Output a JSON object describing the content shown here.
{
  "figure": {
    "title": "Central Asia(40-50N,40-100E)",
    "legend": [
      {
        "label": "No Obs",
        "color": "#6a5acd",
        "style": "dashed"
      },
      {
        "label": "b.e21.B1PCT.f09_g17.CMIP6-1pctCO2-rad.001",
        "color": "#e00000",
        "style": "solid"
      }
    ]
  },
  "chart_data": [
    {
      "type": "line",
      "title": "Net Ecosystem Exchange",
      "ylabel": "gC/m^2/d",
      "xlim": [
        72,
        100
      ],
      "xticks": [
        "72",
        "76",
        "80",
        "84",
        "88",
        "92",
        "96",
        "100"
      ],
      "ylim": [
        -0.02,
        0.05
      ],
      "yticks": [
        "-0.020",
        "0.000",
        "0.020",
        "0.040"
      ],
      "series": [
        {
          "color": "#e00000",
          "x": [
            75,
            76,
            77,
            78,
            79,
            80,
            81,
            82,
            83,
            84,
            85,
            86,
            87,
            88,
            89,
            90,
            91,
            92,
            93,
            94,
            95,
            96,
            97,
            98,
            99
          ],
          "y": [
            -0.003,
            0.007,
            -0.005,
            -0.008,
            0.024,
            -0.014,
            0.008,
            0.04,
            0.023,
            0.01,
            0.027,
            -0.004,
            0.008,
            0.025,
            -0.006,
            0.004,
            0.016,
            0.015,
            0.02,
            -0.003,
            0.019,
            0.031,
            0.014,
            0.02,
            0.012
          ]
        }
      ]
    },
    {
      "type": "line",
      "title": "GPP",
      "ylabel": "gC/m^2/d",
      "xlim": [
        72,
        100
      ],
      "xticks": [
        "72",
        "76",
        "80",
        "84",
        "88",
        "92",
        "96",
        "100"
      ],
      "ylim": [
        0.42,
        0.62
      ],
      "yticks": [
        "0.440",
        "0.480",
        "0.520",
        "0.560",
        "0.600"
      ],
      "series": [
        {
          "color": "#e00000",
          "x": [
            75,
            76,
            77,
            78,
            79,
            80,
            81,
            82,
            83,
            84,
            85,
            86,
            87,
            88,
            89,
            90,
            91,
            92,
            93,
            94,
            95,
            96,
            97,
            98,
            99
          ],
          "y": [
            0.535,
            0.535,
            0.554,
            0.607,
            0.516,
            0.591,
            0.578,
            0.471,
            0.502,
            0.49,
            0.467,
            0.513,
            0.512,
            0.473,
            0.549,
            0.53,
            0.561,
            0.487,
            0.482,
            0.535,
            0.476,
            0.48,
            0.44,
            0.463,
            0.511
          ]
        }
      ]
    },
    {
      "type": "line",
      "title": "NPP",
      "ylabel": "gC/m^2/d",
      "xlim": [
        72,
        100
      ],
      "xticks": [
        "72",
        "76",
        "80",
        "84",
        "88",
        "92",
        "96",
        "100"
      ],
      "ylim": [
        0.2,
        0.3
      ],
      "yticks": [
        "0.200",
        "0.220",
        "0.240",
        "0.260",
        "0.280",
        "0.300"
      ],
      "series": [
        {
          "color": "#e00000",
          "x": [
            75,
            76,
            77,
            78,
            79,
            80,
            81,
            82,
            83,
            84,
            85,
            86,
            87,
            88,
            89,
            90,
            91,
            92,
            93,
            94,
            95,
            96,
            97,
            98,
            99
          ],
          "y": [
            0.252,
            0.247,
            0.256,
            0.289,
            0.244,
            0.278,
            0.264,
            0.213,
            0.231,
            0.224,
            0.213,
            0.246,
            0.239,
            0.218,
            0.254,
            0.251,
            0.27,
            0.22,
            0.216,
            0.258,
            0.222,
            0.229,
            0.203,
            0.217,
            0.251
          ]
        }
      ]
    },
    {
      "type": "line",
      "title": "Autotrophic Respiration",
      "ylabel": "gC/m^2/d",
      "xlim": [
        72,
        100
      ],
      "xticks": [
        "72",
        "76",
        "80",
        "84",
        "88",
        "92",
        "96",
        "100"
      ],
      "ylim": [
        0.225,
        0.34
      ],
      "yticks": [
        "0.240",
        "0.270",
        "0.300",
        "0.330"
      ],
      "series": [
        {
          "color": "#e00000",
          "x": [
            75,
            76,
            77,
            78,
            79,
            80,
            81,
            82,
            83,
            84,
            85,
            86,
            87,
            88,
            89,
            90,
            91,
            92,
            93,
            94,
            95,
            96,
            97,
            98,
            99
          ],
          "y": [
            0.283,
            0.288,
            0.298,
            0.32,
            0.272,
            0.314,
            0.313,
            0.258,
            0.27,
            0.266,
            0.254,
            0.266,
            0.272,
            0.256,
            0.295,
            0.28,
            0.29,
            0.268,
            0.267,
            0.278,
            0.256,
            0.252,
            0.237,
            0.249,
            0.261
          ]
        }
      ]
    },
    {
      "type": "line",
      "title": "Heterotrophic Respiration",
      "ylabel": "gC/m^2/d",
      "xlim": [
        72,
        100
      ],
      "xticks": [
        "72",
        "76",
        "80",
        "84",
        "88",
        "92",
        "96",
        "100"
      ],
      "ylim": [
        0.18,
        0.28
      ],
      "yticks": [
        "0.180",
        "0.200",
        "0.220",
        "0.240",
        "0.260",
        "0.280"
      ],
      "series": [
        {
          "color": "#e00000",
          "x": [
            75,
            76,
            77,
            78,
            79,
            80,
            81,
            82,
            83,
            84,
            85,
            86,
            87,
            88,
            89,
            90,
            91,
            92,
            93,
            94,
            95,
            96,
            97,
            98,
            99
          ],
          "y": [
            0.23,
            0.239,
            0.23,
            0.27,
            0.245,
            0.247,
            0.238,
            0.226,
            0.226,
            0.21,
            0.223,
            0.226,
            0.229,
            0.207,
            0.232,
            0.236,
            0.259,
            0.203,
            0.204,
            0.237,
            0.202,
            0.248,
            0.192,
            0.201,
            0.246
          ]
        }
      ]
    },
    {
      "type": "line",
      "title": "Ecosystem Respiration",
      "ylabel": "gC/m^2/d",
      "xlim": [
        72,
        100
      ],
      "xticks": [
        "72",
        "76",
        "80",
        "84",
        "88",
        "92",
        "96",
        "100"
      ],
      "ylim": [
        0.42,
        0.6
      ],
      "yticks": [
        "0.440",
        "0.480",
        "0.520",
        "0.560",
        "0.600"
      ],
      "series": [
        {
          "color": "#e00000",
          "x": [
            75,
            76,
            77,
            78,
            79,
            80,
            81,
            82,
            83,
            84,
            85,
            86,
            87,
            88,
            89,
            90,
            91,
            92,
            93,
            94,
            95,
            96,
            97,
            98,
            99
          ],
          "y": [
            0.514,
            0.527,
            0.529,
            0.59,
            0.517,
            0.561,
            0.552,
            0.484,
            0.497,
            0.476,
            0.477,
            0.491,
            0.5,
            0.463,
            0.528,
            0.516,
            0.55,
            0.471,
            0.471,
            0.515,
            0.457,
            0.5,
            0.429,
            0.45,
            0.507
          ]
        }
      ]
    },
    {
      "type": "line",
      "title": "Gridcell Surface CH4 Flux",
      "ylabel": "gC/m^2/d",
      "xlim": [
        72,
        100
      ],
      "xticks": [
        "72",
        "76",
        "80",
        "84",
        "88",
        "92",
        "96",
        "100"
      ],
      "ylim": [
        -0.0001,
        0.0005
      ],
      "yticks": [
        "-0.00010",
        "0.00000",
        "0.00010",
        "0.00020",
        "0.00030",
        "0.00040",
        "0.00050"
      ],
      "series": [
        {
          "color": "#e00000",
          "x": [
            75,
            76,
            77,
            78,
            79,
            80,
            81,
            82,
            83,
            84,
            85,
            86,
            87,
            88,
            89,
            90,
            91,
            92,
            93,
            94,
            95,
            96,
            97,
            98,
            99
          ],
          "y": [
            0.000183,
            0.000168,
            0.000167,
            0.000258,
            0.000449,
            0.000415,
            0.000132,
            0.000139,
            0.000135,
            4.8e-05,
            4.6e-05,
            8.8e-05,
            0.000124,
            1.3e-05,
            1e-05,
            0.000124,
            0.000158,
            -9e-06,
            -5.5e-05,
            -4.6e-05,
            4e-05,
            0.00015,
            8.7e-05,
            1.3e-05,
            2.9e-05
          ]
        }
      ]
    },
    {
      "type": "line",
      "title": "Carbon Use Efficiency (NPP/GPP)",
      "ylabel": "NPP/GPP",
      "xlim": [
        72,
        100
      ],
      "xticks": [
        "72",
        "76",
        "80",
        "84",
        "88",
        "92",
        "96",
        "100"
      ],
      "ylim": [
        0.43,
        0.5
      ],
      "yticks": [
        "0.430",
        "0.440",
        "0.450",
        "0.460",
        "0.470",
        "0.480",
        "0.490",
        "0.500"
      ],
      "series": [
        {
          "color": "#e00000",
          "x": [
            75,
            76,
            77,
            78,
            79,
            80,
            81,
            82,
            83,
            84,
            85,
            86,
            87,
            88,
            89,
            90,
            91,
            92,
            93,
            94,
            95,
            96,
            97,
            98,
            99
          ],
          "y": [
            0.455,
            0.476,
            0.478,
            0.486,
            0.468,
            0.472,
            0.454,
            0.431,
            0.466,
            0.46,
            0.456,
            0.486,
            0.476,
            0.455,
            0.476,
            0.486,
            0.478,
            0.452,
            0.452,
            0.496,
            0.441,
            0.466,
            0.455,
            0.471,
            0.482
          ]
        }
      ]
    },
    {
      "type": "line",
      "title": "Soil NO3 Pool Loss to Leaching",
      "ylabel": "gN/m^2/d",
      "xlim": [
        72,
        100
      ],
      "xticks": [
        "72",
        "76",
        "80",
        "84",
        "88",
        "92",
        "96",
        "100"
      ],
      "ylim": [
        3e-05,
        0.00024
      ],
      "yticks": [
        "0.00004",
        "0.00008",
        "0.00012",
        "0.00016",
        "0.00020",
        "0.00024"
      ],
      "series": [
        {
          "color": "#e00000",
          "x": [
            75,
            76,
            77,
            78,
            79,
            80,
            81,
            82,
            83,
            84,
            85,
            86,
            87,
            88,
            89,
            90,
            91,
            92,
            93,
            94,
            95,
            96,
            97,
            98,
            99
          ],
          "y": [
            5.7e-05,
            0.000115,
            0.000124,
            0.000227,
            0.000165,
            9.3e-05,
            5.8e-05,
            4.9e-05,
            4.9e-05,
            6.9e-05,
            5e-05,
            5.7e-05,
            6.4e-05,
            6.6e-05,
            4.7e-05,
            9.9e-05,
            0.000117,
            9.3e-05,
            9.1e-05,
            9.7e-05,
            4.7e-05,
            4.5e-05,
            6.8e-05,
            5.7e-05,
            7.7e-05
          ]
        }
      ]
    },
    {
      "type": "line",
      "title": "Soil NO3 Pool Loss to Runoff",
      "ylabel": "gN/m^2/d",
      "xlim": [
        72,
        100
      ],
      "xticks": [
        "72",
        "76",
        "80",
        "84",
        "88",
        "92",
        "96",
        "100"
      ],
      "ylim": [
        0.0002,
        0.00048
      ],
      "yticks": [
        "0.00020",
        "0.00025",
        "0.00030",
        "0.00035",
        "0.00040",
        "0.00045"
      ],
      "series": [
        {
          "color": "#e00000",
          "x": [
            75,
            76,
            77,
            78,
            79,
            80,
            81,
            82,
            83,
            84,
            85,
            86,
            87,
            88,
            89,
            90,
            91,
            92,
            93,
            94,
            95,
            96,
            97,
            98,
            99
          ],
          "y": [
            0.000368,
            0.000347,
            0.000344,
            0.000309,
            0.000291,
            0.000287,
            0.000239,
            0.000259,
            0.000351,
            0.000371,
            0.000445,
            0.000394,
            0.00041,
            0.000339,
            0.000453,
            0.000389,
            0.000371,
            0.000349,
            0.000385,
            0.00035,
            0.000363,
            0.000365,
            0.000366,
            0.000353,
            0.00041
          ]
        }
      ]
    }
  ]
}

• [AIM OF THE TASK]
Looking at the data above, show all lines where the word "Soil" occurs.

• [TASK OUTPUT]
      "title": "Soil NO3 Pool Loss to Leaching",
      "title": "Soil NO3 Pool Loss to Runoff",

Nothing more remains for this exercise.